**Supplied data:**
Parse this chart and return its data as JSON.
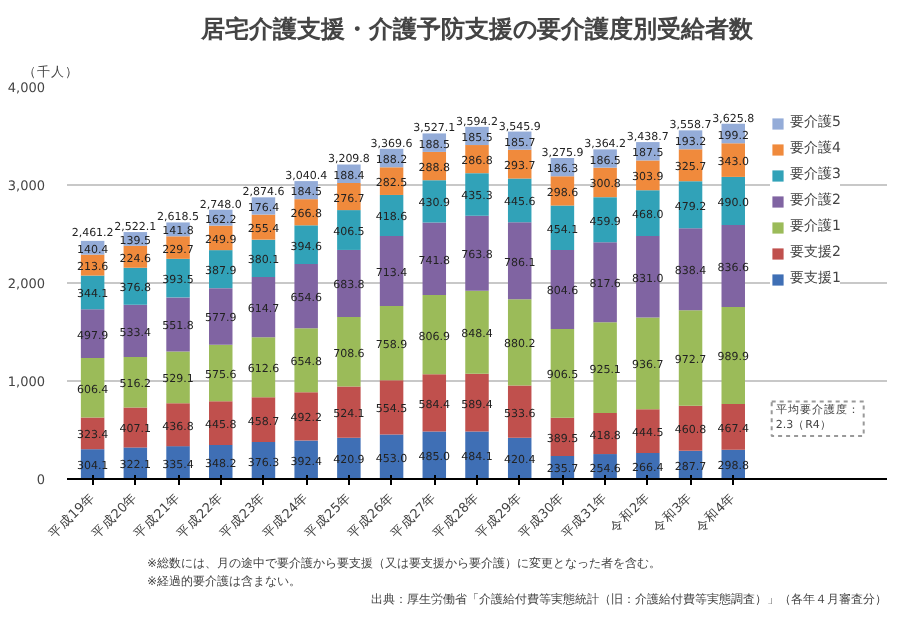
{
  "chart_data": {
    "type": "bar",
    "stacked": true,
    "title": "居宅介護支援・介護予防支援の要介護度別受給者数",
    "ylabel": "（千人）",
    "categories": [
      "平成19年",
      "平成20年",
      "平成21年",
      "平成22年",
      "平成23年",
      "平成24年",
      "平成25年",
      "平成26年",
      "平成27年",
      "平成28年",
      "平成29年",
      "平成30年",
      "平成31年",
      "令和2年",
      "令和3年",
      "令和4年"
    ],
    "series": [
      {
        "name": "要支援1",
        "color": "#3f6fb5",
        "values": [
          304.1,
          322.1,
          335.4,
          348.2,
          376.3,
          392.4,
          420.9,
          453,
          485,
          484.1,
          420.4,
          235.7,
          254.6,
          266.4,
          287.7,
          298.8
        ],
        "value_labels": [
          "304.1",
          "322.1",
          "335.4",
          "348.2",
          "376.3",
          "392.4",
          "420.9",
          "453.0",
          "485.0",
          "484.1",
          "420.4",
          "235.7",
          "254.6",
          "266.4",
          "287.7",
          "298.8"
        ]
      },
      {
        "name": "要支援2",
        "color": "#c0504d",
        "values": [
          323.4,
          407.1,
          436.8,
          445.8,
          458.7,
          492.2,
          524.1,
          554.5,
          584.4,
          589.4,
          533.6,
          389.5,
          418.8,
          444.5,
          460.8,
          467.4
        ],
        "value_labels": [
          "323.4",
          "407.1",
          "436.8",
          "445.8",
          "458.7",
          "492.2",
          "524.1",
          "554.5",
          "584.4",
          "589.4",
          "533.6",
          "389.5",
          "418.8",
          "444.5",
          "460.8",
          "467.4"
        ]
      },
      {
        "name": "要介護1",
        "color": "#9bbb59",
        "values": [
          606.4,
          516.2,
          529.1,
          575.6,
          612.6,
          654.8,
          708.6,
          758.9,
          806.9,
          848.4,
          880.2,
          906.5,
          925.1,
          936.7,
          972.7,
          989.9
        ],
        "value_labels": [
          "606.4",
          "516.2",
          "529.1",
          "575.6",
          "612.6",
          "654.8",
          "708.6",
          "758.9",
          "806.9",
          "848.4",
          "880.2",
          "906.5",
          "925.1",
          "936.7",
          "972.7",
          "989.9"
        ]
      },
      {
        "name": "要介護2",
        "color": "#8064a2",
        "values": [
          497.9,
          533.4,
          551.8,
          577.9,
          614.7,
          654.6,
          683.8,
          713.4,
          741.8,
          763.8,
          786.1,
          804.6,
          817.6,
          831,
          838.4,
          836.6
        ],
        "value_labels": [
          "497.9",
          "533.4",
          "551.8",
          "577.9",
          "614.7",
          "654.6",
          "683.8",
          "713.4",
          "741.8",
          "763.8",
          "786.1",
          "804.6",
          "817.6",
          "831.0",
          "838.4",
          "836.6"
        ]
      },
      {
        "name": "要介護3",
        "color": "#31a2b8",
        "values": [
          344.1,
          376.8,
          393.5,
          387.9,
          380.1,
          394.6,
          406.5,
          418.6,
          430.9,
          435.3,
          445.6,
          454.1,
          459.9,
          468,
          479.2,
          490
        ],
        "value_labels": [
          "344.1",
          "376.8",
          "393.5",
          "387.9",
          "380.1",
          "394.6",
          "406.5",
          "418.6",
          "430.9",
          "435.3",
          "445.6",
          "454.1",
          "459.9",
          "468.0",
          "479.2",
          "490.0"
        ]
      },
      {
        "name": "要介護4",
        "color": "#f08a3c",
        "values": [
          213.6,
          224.6,
          229.7,
          249.9,
          255.4,
          266.8,
          276.7,
          282.5,
          288.8,
          286.8,
          293.7,
          298.6,
          300.8,
          303.9,
          325.7,
          343
        ],
        "value_labels": [
          "213.6",
          "224.6",
          "229.7",
          "249.9",
          "255.4",
          "266.8",
          "276.7",
          "282.5",
          "288.8",
          "286.8",
          "293.7",
          "298.6",
          "300.8",
          "303.9",
          "325.7",
          "343.0"
        ]
      },
      {
        "name": "要介護5",
        "color": "#94acd8",
        "values": [
          140.4,
          139.5,
          141.8,
          162.2,
          176.4,
          184.5,
          188.4,
          188.2,
          188.5,
          185.5,
          185.7,
          186.3,
          186.5,
          187.5,
          193.2,
          199.2
        ],
        "value_labels": [
          "140.4",
          "139.5",
          "141.8",
          "162.2",
          "176.4",
          "184.5",
          "188.4",
          "188.2",
          "188.5",
          "185.5",
          "185.7",
          "186.3",
          "186.5",
          "187.5",
          "193.2",
          "199.2"
        ]
      }
    ],
    "ylim": [
      0,
      4000
    ],
    "yticks": [
      0,
      {
        "value": 1000,
        "label": "1,000"
      },
      {
        "value": 2000,
        "label": "2,000"
      },
      {
        "value": 3000,
        "label": "3,000"
      },
      {
        "value": 4000,
        "label": "4,000"
      }
    ],
    "grid": "y",
    "legend": "right",
    "annotations": [
      {
        "text": "2,461.2",
        "x": "平成19年",
        "y": 2461.2
      },
      {
        "text": "2,522.1",
        "x": "平成20年",
        "y": 2522.1
      },
      {
        "text": "2,618.5",
        "x": "平成21年",
        "y": 2618.5
      },
      {
        "text": "2,748.0",
        "x": "平成22年",
        "y": 2748.0
      },
      {
        "text": "2,874.6",
        "x": "平成23年",
        "y": 2874.6
      },
      {
        "text": "3,040.4",
        "x": "平成24年",
        "y": 3040.4
      },
      {
        "text": "3,209.8",
        "x": "平成25年",
        "y": 3209.8
      },
      {
        "text": "3,369.6",
        "x": "平成26年",
        "y": 3369.6
      },
      {
        "text": "3,527.1",
        "x": "平成27年",
        "y": 3527.1
      },
      {
        "text": "3,594.2",
        "x": "平成28年",
        "y": 3594.2
      },
      {
        "text": "3,545.9",
        "x": "平成29年",
        "y": 3545.9
      },
      {
        "text": "3,275.9",
        "x": "平成30年",
        "y": 3275.9
      },
      {
        "text": "3,364.2",
        "x": "平成31年",
        "y": 3364.2
      },
      {
        "text": "3,438.7",
        "x": "令和2年",
        "y": 3438.7
      },
      {
        "text": "3,558.7",
        "x": "令和3年",
        "y": 3558.7
      },
      {
        "text": "3,625.8",
        "x": "令和4年",
        "y": 3625.8
      },
      "平均要介護度：\n2.3（R4）",
      "※総数には、月の途中で要介護から要支援（又は要支援から要介護）に変更となった者を含む。",
      "※経過的要介護は含まない。",
      "出典：厚生労働省「介護給付費等実態統計（旧：介護給付費等実態調査）」（各年４月審査分）"
    ]
  }
}
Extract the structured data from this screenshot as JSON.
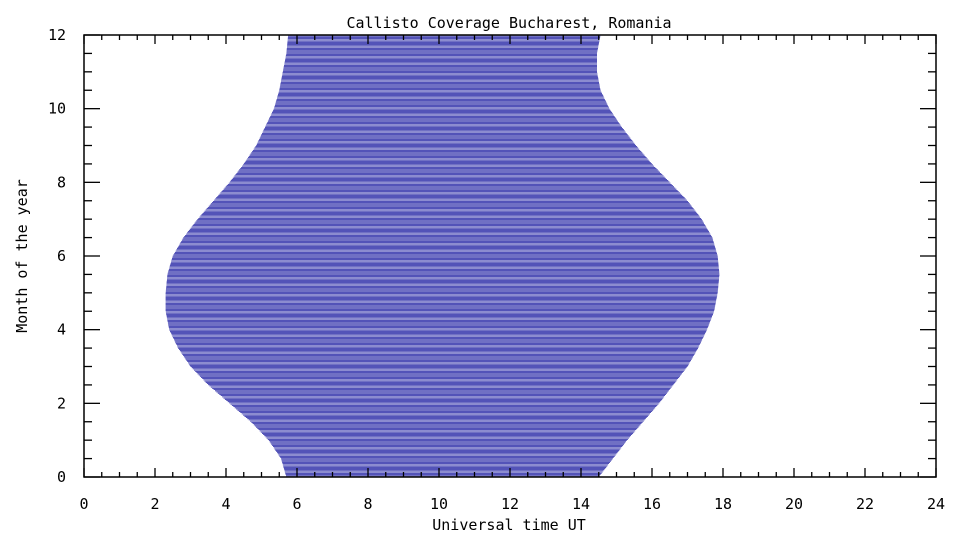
{
  "chart_data": {
    "type": "area",
    "title": "Callisto Coverage Bucharest, Romania",
    "xlabel": "Universal time UT",
    "ylabel": "Month of the year",
    "xlim": [
      0,
      24
    ],
    "ylim": [
      0,
      12
    ],
    "xticks": [
      "0",
      "2",
      "4",
      "6",
      "8",
      "10",
      "12",
      "14",
      "16",
      "18",
      "20",
      "22",
      "24"
    ],
    "yticks": [
      "0",
      "2",
      "4",
      "6",
      "8",
      "10",
      "12"
    ],
    "line_color": "#1a1aa0",
    "grid": false,
    "month": [
      0,
      0.5,
      1,
      1.5,
      2,
      2.5,
      3,
      3.5,
      4,
      4.5,
      5,
      5.5,
      6,
      6.5,
      7,
      7.5,
      8,
      8.5,
      9,
      9.5,
      10,
      10.5,
      11,
      11.5,
      12
    ],
    "sunrise_ut": [
      5.7,
      5.55,
      5.2,
      4.7,
      4.1,
      3.5,
      3.0,
      2.65,
      2.4,
      2.3,
      2.3,
      2.35,
      2.5,
      2.8,
      3.2,
      3.65,
      4.1,
      4.5,
      4.85,
      5.1,
      5.35,
      5.5,
      5.6,
      5.7,
      5.75
    ],
    "sunset_ut": [
      14.5,
      14.9,
      15.3,
      15.75,
      16.2,
      16.6,
      17.0,
      17.3,
      17.55,
      17.75,
      17.85,
      17.9,
      17.85,
      17.7,
      17.4,
      17.0,
      16.5,
      16.0,
      15.55,
      15.15,
      14.8,
      14.55,
      14.45,
      14.45,
      14.55
    ]
  }
}
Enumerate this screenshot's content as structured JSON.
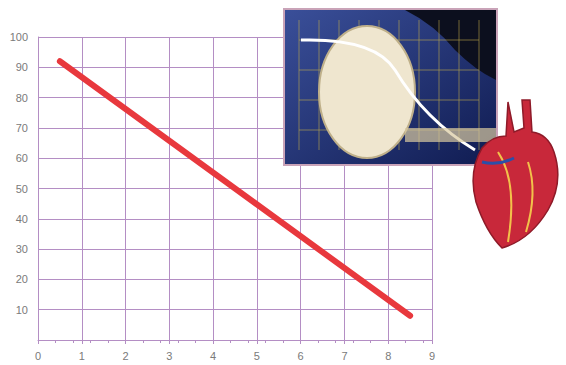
{
  "chart_data": {
    "type": "line",
    "x": [
      0.5,
      8.5
    ],
    "values": [
      92,
      8
    ],
    "color": "#e8383d",
    "xlim": [
      0,
      9
    ],
    "xticks": [
      0,
      1,
      2,
      3,
      4,
      5,
      6,
      7,
      8,
      9
    ],
    "ylim": [
      0,
      100
    ],
    "yticks": [
      10,
      20,
      30,
      40,
      50,
      60,
      70,
      80,
      90,
      100
    ],
    "grid": true
  }
}
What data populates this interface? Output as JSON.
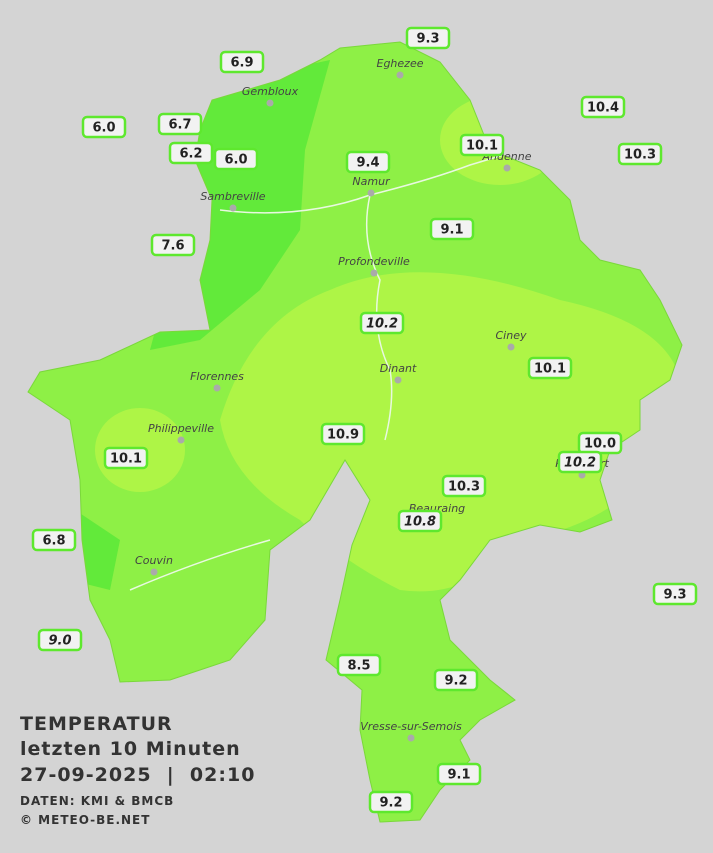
{
  "legend": {
    "title": "TEMPERATUR",
    "period": "letzten 10 Minuten",
    "datetime": "27-09-2025  |  02:10",
    "source": "DATEN: KMI & BMCB",
    "copyright": "© METEO-BE.NET"
  },
  "places": [
    "Eghezee",
    "Gembloux",
    "Andenne",
    "Namur",
    "Sambreville",
    "Profondeville",
    "Ciney",
    "Florennes",
    "Dinant",
    "Philippeville",
    "Rochefort",
    "Beauraing",
    "Couvin",
    "Vresse-sur-Semois"
  ],
  "stations": [
    "6.9",
    "9.3",
    "10.4",
    "6.0",
    "6.7",
    "10.1",
    "10.3",
    "6.2",
    "6.0",
    "9.4",
    "9.1",
    "7.6",
    "10.2",
    "10.1",
    "10.9",
    "10.0",
    "10.2",
    "10.1",
    "10.3",
    "10.8",
    "6.8",
    "9.3",
    "9.0",
    "8.5",
    "9.2",
    "9.1",
    "9.2"
  ]
}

**Exercise:** Find every line above that contains the word "JSON", and return each one.

**Final result:**
Parse this chart and return its data as JSON.
Extract the structured data from this screenshot as JSON.
Enumerate this screenshot's content as structured JSON.
What data populates this interface? Output as JSON.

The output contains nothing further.